- **BRANO PROPOSTO**

Nel nostro prossimo libro, The Gender Order of Neoliberalism (Polity Press), con la sociologa femminista Smitha Radhakrishnan sosteniamo che dagli anni ’70 in poi gli stati nazione manifestano la loro modernità rispondendo alla domanda “come tratti le tue donne?”. Oggi la domanda è “come tratti i tuoi cittadini Lgbtq+?”. La Russia segna una linea di demarcazione fra “l’Europa gay”, che abbrevia in “Gayropa”, e la svolta post-2013, con cui la Russia si è fatta protettrice dei “valori tradizionali”. Putin ha proseguito il discorso dell’annessione dei territori ucraini alla Russia chiedendo a “tutti i cittadini russi”:

Vogliamo forse, nel nostro paese, in Russia, genitore numero uno, numero due, numero tre invece di mamma e papà – sono per caso impazziti là fuori? Vogliamo che certe perversioni tese al degrado e all’estinzione siano imposte ai bambini delle nostre scuole fin dalla scuola primaria? Che gli si metta in testa che ci sono vari presunti generi oltre a quello femminile e maschile, che gli si prospettino operazioni di cambio di sesso? Vogliamo questo per il nostro paese e per i nostri figli? Per noi è inaccettabile, abbiamo un futuro diverso, un futuro nostro. Ripeto, la dittatura delle élite occidentali mira a tutte le società, inclusi i popoli degli stessi paesi occidentali.

Qui Putin, come già in altri discorsi, suggerisce come l’apertura alle categorie Lgbtq+ sia un tratto distintivo della modernità occidentale e un rischio nazionale per la Russia e il mondo post-sovietico. Nella Russia e in tutta la regione interessata dal calo della natalità seguito al collasso sovietico, le persone gay e di genere non conforme sono descritte come agenti dell’imperialismo occidentale – spie dell’Occidente mandate a distruggere l’etno-nazione. Perciò, da quando Putin è tornato in carica nel 2012, le persone Lgbtq+ in Russia sono diventate il suo bersaglio preferito. Lo studioso di genere Emil Edenborg sostiene che per Putin l’omofobia è geopolitica. Così come le potenze occidentali si servono di discorsi sulla modernità incentrati su “salvare le donne” per legittimare le loro incursioni militari all’estero, la Russia usa omofobia e motivazioni come “proteggere i valori della famiglia” per legittimare l’invasione di Putin in Ucraina.

- **CONSEGNE**
1. Rispondi a queste domande sul brano:
(a) Con quale studiosa gli autori hanno scritto The Gender Order of Neoliberalism?
(b) Con quale abbreviazione la Russia indica "l'Europa gay"?
(c) Secondo Emil Edenborg, che cos'è l'omofobia per Putin?
2. Cita dal brano il passo che va da "Vogliamo forse, nel" a "stessi paesi occidentali.".

- **RIGHE FORNITE**

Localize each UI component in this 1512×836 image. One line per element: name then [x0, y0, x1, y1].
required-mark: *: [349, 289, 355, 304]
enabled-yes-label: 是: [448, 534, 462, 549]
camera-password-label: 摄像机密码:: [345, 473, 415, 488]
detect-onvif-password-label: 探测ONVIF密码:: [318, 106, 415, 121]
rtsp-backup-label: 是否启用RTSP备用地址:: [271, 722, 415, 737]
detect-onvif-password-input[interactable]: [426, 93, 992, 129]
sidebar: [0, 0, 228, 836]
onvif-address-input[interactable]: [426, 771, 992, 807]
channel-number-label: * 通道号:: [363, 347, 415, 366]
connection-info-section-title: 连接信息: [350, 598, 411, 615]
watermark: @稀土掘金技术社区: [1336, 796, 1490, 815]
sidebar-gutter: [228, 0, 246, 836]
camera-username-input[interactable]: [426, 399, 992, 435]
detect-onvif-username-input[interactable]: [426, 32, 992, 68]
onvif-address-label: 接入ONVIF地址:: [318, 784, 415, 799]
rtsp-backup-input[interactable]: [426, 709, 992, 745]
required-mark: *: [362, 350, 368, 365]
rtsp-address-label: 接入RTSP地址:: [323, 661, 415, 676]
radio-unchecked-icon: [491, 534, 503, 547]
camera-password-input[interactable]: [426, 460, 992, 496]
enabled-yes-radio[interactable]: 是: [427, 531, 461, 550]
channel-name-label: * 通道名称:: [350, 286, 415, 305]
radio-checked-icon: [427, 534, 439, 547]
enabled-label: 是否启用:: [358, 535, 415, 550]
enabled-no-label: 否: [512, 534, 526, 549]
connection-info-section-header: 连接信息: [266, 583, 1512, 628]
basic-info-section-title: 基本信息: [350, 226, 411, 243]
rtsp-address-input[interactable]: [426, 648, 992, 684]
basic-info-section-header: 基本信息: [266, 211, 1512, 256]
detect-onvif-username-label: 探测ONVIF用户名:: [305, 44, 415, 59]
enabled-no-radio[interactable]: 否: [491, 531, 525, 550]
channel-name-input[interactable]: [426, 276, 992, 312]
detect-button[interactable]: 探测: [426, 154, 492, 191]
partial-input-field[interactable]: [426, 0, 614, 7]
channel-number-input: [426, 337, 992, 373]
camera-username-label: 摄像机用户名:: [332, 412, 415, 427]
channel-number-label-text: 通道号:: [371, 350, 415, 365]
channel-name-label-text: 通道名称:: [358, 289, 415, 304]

- **SOLUZIONI**
1.
(a) Con la sociologa femminista Smitha Radhakrishnan.
(b) "Gayropa".
(c) È geopolitica.

2.
Vogliamo forse, nel nostro paese, in Russia, genitore numero uno, numero due, numero tre invece di mamma e papà – sono per caso impazziti là fuori? Vogliamo che certe perversioni tese al degrado e all’estinzione siano imposte ai bambini delle nostre scuole fin dalla scuola primaria? Che gli si metta in testa che ci sono vari presunti generi oltre a quello femminile e maschile, che gli si prospettino operazioni di cambio di sesso? Vogliamo questo per il nostro paese e per i nostri figli? Per noi è inaccettabile, abbiamo un futuro diverso, un futuro nostro. Ripeto, la dittatura delle élite occidentali mira a tutte le società, inclusi i popoli degli stessi paesi occidentali.